>> START Extracted records

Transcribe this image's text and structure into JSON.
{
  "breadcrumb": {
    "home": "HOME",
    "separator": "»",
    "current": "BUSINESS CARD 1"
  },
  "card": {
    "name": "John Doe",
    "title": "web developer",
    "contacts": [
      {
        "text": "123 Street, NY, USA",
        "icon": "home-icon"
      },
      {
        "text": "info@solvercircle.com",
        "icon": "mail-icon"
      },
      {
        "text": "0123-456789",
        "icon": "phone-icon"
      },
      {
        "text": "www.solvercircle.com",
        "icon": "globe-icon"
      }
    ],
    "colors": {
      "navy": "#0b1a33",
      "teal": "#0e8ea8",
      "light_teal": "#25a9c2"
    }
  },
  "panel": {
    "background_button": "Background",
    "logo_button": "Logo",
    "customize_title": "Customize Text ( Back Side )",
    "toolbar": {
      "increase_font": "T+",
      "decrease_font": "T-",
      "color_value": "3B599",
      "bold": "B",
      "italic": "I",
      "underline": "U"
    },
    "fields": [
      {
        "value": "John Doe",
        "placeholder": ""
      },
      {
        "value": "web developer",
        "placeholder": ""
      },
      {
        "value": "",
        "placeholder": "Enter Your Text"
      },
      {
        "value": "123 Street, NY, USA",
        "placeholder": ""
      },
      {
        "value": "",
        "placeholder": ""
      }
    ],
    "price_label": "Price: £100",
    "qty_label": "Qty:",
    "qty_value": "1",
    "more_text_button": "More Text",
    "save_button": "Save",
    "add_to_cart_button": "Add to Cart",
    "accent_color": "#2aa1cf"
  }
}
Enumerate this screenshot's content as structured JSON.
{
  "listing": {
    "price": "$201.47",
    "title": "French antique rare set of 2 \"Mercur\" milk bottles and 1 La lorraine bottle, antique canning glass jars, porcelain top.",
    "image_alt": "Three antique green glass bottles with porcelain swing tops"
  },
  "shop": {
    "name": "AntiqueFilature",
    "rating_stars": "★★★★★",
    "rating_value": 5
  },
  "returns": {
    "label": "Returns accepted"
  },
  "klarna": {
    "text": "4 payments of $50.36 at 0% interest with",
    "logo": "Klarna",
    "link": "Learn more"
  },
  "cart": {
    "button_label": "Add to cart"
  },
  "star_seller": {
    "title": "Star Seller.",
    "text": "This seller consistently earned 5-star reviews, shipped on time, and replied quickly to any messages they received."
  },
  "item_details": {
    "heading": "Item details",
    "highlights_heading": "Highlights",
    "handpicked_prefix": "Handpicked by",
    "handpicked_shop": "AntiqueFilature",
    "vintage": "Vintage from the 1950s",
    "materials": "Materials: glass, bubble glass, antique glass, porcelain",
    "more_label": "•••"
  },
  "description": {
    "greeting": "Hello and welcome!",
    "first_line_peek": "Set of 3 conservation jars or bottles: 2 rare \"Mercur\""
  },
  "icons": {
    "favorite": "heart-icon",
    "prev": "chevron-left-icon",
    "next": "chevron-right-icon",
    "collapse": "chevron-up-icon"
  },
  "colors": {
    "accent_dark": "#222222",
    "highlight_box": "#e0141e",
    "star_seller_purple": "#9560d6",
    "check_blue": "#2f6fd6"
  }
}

>> END Extracted records

# What this task involves
Repeat the listing in full, keeping every line exactly as it is.

# Full output
Transcribe this image's text and structure into JSON.
{
  "breadcrumb": {
    "home": "HOME",
    "separator": "»",
    "current": "BUSINESS CARD 1"
  },
  "card": {
    "name": "John Doe",
    "title": "web developer",
    "contacts": [
      {
        "text": "123 Street, NY, USA",
        "icon": "home-icon"
      },
      {
        "text": "info@solvercircle.com",
        "icon": "mail-icon"
      },
      {
        "text": "0123-456789",
        "icon": "phone-icon"
      },
      {
        "text": "www.solvercircle.com",
        "icon": "globe-icon"
      }
    ],
    "colors": {
      "navy": "#0b1a33",
      "teal": "#0e8ea8",
      "light_teal": "#25a9c2"
    }
  },
  "panel": {
    "background_button": "Background",
    "logo_button": "Logo",
    "customize_title": "Customize Text ( Back Side )",
    "toolbar": {
      "increase_font": "T+",
      "decrease_font": "T-",
      "color_value": "3B599",
      "bold": "B",
      "italic": "I",
      "underline": "U"
    },
    "fields": [
      {
        "value": "John Doe",
        "placeholder": ""
      },
      {
        "value": "web developer",
        "placeholder": ""
      },
      {
        "value": "",
        "placeholder": "Enter Your Text"
      },
      {
        "value": "123 Street, NY, USA",
        "placeholder": ""
      },
      {
        "value": "",
        "placeholder": ""
      }
    ],
    "price_label": "Price: £100",
    "qty_label": "Qty:",
    "qty_value": "1",
    "more_text_button": "More Text",
    "save_button": "Save",
    "add_to_cart_button": "Add to Cart",
    "accent_color": "#2aa1cf"
  }
}
Enumerate this screenshot's content as structured JSON.
{
  "listing": {
    "price": "$201.47",
    "title": "French antique rare set of 2 \"Mercur\" milk bottles and 1 La lorraine bottle, antique canning glass jars, porcelain top.",
    "image_alt": "Three antique green glass bottles with porcelain swing tops"
  },
  "shop": {
    "name": "AntiqueFilature",
    "rating_stars": "★★★★★",
    "rating_value": 5
  },
  "returns": {
    "label": "Returns accepted"
  },
  "klarna": {
    "text": "4 payments of $50.36 at 0% interest with",
    "logo": "Klarna",
    "link": "Learn more"
  },
  "cart": {
    "button_label": "Add to cart"
  },
  "star_seller": {
    "title": "Star Seller.",
    "text": "This seller consistently earned 5-star reviews, shipped on time, and replied quickly to any messages they received."
  },
  "item_details": {
    "heading": "Item details",
    "highlights_heading": "Highlights",
    "handpicked_prefix": "Handpicked by",
    "handpicked_shop": "AntiqueFilature",
    "vintage": "Vintage from the 1950s",
    "materials": "Materials: glass, bubble glass, antique glass, porcelain",
    "more_label": "•••"
  },
  "description": {
    "greeting": "Hello and welcome!",
    "first_line_peek": "Set of 3 conservation jars or bottles: 2 rare \"Mercur\""
  },
  "icons": {
    "favorite": "heart-icon",
    "prev": "chevron-left-icon",
    "next": "chevron-right-icon",
    "collapse": "chevron-up-icon"
  },
  "colors": {
    "accent_dark": "#222222",
    "highlight_box": "#e0141e",
    "star_seller_purple": "#9560d6",
    "check_blue": "#2f6fd6"
  }
}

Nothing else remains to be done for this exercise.